== SUPPLIED MATERIAL ==
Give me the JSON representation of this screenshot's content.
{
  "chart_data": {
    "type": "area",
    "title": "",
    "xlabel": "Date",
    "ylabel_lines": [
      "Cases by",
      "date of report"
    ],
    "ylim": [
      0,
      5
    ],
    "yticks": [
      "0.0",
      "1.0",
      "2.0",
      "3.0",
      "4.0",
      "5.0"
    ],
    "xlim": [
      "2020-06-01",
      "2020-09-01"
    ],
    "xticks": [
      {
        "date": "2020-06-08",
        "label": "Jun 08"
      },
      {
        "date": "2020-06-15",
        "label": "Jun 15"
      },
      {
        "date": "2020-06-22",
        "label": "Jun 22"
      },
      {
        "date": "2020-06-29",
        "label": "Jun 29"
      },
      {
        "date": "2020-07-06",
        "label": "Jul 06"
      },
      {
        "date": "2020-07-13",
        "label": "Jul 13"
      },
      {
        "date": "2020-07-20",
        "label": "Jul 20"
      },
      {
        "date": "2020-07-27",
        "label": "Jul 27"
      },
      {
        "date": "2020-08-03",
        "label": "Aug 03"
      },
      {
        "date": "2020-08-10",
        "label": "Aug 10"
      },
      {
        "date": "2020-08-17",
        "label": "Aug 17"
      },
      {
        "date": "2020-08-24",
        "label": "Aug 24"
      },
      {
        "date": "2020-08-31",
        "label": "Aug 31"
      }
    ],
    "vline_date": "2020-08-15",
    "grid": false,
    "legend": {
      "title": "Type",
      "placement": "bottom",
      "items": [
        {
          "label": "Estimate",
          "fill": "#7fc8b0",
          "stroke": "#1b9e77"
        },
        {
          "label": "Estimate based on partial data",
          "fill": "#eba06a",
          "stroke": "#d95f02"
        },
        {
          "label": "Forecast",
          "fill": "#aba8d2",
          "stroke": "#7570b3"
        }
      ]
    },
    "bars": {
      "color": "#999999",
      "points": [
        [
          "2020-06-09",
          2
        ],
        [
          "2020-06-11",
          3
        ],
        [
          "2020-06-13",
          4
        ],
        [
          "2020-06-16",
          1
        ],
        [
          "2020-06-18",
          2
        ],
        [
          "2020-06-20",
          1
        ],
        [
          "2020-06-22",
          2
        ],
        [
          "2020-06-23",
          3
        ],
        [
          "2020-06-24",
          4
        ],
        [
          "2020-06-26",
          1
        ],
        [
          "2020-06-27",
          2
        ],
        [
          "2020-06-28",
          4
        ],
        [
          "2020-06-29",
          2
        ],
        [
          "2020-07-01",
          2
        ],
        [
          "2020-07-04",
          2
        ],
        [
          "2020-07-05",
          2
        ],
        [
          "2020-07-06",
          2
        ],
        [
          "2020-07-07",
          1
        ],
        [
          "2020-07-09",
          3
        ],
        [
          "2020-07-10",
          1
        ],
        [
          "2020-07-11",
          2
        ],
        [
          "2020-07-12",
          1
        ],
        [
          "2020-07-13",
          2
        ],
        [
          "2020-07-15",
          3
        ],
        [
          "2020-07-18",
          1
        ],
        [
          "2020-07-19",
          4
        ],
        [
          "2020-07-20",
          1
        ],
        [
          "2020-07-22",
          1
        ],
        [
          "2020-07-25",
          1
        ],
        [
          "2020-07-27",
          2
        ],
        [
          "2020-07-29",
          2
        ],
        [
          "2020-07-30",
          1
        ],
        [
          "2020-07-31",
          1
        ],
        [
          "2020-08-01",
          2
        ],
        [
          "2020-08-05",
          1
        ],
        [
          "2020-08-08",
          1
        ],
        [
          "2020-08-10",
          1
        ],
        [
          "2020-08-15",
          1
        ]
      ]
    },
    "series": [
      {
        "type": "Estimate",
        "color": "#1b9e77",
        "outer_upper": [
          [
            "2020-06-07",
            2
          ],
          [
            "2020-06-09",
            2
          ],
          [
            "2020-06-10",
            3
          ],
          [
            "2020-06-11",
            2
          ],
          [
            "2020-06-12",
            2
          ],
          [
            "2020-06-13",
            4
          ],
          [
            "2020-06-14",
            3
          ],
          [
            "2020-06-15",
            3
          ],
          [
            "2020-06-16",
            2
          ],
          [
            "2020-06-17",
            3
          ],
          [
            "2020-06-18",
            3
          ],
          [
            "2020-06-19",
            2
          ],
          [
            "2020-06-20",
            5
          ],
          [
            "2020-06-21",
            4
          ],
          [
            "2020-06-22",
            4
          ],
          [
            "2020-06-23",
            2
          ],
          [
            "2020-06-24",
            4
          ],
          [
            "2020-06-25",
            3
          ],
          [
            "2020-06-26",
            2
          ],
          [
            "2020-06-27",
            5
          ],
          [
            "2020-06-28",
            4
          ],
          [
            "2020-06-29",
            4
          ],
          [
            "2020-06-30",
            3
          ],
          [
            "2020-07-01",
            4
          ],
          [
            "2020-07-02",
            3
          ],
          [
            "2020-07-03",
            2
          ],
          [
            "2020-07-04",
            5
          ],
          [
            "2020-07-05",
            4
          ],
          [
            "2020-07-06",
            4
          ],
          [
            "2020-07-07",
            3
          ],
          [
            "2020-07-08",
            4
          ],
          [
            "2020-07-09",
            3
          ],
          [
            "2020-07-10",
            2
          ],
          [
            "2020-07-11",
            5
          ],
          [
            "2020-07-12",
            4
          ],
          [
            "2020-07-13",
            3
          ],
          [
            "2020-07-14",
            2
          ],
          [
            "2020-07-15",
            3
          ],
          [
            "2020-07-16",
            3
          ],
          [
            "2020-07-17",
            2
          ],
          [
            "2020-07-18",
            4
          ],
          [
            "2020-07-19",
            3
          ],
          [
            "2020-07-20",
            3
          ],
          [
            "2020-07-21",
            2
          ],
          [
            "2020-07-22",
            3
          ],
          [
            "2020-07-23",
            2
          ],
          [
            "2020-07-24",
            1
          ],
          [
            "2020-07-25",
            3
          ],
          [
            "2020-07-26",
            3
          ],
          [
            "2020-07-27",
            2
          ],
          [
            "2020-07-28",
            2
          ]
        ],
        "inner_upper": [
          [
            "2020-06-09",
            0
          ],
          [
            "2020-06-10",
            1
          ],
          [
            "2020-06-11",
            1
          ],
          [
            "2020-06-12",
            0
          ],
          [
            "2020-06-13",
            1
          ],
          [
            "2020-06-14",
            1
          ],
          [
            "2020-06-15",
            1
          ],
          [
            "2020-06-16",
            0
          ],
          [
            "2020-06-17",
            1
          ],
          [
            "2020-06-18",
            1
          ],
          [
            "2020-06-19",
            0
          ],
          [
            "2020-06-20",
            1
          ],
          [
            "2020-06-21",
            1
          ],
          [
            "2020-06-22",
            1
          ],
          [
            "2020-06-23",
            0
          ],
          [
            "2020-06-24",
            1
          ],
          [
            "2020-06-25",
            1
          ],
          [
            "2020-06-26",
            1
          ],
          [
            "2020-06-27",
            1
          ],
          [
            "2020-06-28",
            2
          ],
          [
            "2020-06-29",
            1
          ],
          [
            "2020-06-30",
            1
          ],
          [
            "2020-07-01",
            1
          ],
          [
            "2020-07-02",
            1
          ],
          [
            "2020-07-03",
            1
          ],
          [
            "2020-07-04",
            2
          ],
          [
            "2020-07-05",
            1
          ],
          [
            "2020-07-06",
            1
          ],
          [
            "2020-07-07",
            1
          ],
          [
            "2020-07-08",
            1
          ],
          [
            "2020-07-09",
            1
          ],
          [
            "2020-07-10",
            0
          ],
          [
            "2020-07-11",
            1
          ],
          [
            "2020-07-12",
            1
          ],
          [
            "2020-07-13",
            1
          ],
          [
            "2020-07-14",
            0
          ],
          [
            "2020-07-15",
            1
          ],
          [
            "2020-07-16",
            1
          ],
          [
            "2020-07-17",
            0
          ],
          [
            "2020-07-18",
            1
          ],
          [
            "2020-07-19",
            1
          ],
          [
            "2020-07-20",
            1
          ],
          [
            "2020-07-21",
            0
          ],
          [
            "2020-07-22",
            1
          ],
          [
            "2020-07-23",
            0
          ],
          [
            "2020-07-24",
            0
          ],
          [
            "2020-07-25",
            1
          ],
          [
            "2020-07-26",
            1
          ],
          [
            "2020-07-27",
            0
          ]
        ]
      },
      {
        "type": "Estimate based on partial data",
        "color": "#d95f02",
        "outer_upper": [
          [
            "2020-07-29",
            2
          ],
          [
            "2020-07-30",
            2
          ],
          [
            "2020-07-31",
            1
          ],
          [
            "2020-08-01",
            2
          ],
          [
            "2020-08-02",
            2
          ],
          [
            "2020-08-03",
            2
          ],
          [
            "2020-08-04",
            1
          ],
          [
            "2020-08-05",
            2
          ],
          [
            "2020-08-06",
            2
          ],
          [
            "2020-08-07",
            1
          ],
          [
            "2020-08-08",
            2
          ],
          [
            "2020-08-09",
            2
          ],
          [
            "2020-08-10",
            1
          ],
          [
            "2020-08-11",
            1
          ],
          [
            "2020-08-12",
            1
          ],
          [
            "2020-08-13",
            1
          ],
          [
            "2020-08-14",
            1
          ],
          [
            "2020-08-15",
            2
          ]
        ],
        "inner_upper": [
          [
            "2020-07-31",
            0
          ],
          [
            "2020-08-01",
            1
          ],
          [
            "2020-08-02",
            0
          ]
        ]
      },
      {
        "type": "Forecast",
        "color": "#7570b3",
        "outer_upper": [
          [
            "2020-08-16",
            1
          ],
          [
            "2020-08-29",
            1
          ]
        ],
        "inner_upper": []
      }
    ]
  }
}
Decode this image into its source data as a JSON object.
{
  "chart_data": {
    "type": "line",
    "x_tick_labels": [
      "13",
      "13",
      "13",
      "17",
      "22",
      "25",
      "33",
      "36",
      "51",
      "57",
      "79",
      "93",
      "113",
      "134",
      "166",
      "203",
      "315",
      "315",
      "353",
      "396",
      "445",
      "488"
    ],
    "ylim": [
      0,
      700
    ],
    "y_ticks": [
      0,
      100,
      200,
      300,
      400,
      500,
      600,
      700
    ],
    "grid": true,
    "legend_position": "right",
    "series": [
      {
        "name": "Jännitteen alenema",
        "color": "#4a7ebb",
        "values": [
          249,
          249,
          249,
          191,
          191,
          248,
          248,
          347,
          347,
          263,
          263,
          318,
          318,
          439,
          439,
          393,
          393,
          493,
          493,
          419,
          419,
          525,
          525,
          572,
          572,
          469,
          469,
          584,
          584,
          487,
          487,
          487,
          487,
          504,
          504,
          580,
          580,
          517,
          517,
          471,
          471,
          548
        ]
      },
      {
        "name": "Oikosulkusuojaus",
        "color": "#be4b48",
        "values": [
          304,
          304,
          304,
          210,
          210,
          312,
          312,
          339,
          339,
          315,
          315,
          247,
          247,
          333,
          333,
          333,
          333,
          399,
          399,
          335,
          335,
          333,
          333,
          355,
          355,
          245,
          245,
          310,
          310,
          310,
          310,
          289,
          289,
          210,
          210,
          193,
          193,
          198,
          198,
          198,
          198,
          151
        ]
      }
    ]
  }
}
===
From the entries above, copy every line containing the word "color".

## OUTPUT OF THE TASK
      "color": "#999999",
        "color": "#1b9e77",
        "color": "#d95f02",
        "color": "#7570b3",
        "color": "#4a7ebb",
        "color": "#be4b48",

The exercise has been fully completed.